- [Exercise]: Copy all of the material below exactly.

- [Record set]:

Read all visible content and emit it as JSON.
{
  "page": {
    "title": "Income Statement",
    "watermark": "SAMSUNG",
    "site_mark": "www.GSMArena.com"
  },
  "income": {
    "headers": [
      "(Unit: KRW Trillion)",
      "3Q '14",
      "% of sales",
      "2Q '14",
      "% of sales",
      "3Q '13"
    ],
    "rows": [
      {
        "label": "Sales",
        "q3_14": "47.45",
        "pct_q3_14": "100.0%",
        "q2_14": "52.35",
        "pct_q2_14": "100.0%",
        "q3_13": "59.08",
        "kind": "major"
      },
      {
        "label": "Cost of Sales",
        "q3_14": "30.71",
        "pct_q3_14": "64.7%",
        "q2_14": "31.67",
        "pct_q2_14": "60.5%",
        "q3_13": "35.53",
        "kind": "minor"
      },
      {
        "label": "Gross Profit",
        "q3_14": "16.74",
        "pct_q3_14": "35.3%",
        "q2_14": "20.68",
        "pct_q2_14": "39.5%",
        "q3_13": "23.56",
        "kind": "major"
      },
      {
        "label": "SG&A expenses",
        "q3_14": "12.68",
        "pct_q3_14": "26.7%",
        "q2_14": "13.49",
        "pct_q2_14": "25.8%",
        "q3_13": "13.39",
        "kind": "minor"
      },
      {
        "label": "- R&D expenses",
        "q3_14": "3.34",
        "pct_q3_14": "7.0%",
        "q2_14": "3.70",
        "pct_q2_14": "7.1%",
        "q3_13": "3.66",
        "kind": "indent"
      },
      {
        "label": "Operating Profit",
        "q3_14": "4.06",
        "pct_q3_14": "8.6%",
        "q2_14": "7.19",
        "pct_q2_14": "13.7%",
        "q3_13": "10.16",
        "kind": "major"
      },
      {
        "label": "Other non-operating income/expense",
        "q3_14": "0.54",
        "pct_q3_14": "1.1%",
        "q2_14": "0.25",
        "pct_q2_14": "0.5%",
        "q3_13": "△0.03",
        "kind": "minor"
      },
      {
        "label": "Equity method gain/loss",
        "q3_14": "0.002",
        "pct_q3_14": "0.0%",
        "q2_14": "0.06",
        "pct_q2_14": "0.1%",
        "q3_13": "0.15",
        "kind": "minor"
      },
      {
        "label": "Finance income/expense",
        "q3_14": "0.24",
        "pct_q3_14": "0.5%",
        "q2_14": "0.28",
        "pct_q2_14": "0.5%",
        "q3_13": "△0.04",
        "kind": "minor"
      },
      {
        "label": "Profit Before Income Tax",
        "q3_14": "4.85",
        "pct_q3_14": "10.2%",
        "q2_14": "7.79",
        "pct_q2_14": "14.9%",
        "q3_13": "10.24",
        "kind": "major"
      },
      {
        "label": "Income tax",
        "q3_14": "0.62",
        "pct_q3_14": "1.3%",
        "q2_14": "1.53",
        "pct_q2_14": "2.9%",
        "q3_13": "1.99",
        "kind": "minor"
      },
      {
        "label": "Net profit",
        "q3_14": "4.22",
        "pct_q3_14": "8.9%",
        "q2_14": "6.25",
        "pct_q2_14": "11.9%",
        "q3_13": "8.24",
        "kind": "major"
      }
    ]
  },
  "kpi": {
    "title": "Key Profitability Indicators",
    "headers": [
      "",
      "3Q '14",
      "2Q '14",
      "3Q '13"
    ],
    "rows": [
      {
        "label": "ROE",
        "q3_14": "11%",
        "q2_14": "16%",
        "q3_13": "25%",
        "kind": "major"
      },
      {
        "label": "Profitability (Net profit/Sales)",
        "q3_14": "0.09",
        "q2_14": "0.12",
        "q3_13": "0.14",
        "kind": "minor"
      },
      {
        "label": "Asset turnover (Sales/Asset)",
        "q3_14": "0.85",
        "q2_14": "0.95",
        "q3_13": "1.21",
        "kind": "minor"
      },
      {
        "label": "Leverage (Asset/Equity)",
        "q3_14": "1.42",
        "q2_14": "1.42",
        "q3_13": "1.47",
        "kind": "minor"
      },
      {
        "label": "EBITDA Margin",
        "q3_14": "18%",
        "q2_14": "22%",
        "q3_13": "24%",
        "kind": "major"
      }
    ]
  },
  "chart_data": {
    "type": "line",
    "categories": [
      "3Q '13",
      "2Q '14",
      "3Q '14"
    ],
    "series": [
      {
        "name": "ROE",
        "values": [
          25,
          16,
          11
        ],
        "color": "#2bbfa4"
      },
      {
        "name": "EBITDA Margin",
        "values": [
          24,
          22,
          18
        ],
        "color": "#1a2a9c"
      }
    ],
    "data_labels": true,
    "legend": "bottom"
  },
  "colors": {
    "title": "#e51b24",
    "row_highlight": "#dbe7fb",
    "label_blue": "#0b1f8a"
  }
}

- [Task output]:
Read all visible content and emit it as JSON.
{
  "page": {
    "title": "Income Statement",
    "watermark": "SAMSUNG",
    "site_mark": "www.GSMArena.com"
  },
  "income": {
    "headers": [
      "(Unit: KRW Trillion)",
      "3Q '14",
      "% of sales",
      "2Q '14",
      "% of sales",
      "3Q '13"
    ],
    "rows": [
      {
        "label": "Sales",
        "q3_14": "47.45",
        "pct_q3_14": "100.0%",
        "q2_14": "52.35",
        "pct_q2_14": "100.0%",
        "q3_13": "59.08",
        "kind": "major"
      },
      {
        "label": "Cost of Sales",
        "q3_14": "30.71",
        "pct_q3_14": "64.7%",
        "q2_14": "31.67",
        "pct_q2_14": "60.5%",
        "q3_13": "35.53",
        "kind": "minor"
      },
      {
        "label": "Gross Profit",
        "q3_14": "16.74",
        "pct_q3_14": "35.3%",
        "q2_14": "20.68",
        "pct_q2_14": "39.5%",
        "q3_13": "23.56",
        "kind": "major"
      },
      {
        "label": "SG&A expenses",
        "q3_14": "12.68",
        "pct_q3_14": "26.7%",
        "q2_14": "13.49",
        "pct_q2_14": "25.8%",
        "q3_13": "13.39",
        "kind": "minor"
      },
      {
        "label": "- R&D expenses",
        "q3_14": "3.34",
        "pct_q3_14": "7.0%",
        "q2_14": "3.70",
        "pct_q2_14": "7.1%",
        "q3_13": "3.66",
        "kind": "indent"
      },
      {
        "label": "Operating Profit",
        "q3_14": "4.06",
        "pct_q3_14": "8.6%",
        "q2_14": "7.19",
        "pct_q2_14": "13.7%",
        "q3_13": "10.16",
        "kind": "major"
      },
      {
        "label": "Other non-operating income/expense",
        "q3_14": "0.54",
        "pct_q3_14": "1.1%",
        "q2_14": "0.25",
        "pct_q2_14": "0.5%",
        "q3_13": "△0.03",
        "kind": "minor"
      },
      {
        "label": "Equity method gain/loss",
        "q3_14": "0.002",
        "pct_q3_14": "0.0%",
        "q2_14": "0.06",
        "pct_q2_14": "0.1%",
        "q3_13": "0.15",
        "kind": "minor"
      },
      {
        "label": "Finance income/expense",
        "q3_14": "0.24",
        "pct_q3_14": "0.5%",
        "q2_14": "0.28",
        "pct_q2_14": "0.5%",
        "q3_13": "△0.04",
        "kind": "minor"
      },
      {
        "label": "Profit Before Income Tax",
        "q3_14": "4.85",
        "pct_q3_14": "10.2%",
        "q2_14": "7.79",
        "pct_q2_14": "14.9%",
        "q3_13": "10.24",
        "kind": "major"
      },
      {
        "label": "Income tax",
        "q3_14": "0.62",
        "pct_q3_14": "1.3%",
        "q2_14": "1.53",
        "pct_q2_14": "2.9%",
        "q3_13": "1.99",
        "kind": "minor"
      },
      {
        "label": "Net profit",
        "q3_14": "4.22",
        "pct_q3_14": "8.9%",
        "q2_14": "6.25",
        "pct_q2_14": "11.9%",
        "q3_13": "8.24",
        "kind": "major"
      }
    ]
  },
  "kpi": {
    "title": "Key Profitability Indicators",
    "headers": [
      "",
      "3Q '14",
      "2Q '14",
      "3Q '13"
    ],
    "rows": [
      {
        "label": "ROE",
        "q3_14": "11%",
        "q2_14": "16%",
        "q3_13": "25%",
        "kind": "major"
      },
      {
        "label": "Profitability (Net profit/Sales)",
        "q3_14": "0.09",
        "q2_14": "0.12",
        "q3_13": "0.14",
        "kind": "minor"
      },
      {
        "label": "Asset turnover (Sales/Asset)",
        "q3_14": "0.85",
        "q2_14": "0.95",
        "q3_13": "1.21",
        "kind": "minor"
      },
      {
        "label": "Leverage (Asset/Equity)",
        "q3_14": "1.42",
        "q2_14": "1.42",
        "q3_13": "1.47",
        "kind": "minor"
      },
      {
        "label": "EBITDA Margin",
        "q3_14": "18%",
        "q2_14": "22%",
        "q3_13": "24%",
        "kind": "major"
      }
    ]
  },
  "chart_data": {
    "type": "line",
    "categories": [
      "3Q '13",
      "2Q '14",
      "3Q '14"
    ],
    "series": [
      {
        "name": "ROE",
        "values": [
          25,
          16,
          11
        ],
        "color": "#2bbfa4"
      },
      {
        "name": "EBITDA Margin",
        "values": [
          24,
          22,
          18
        ],
        "color": "#1a2a9c"
      }
    ],
    "data_labels": true,
    "legend": "bottom"
  },
  "colors": {
    "title": "#e51b24",
    "row_highlight": "#dbe7fb",
    "label_blue": "#0b1f8a"
  }
}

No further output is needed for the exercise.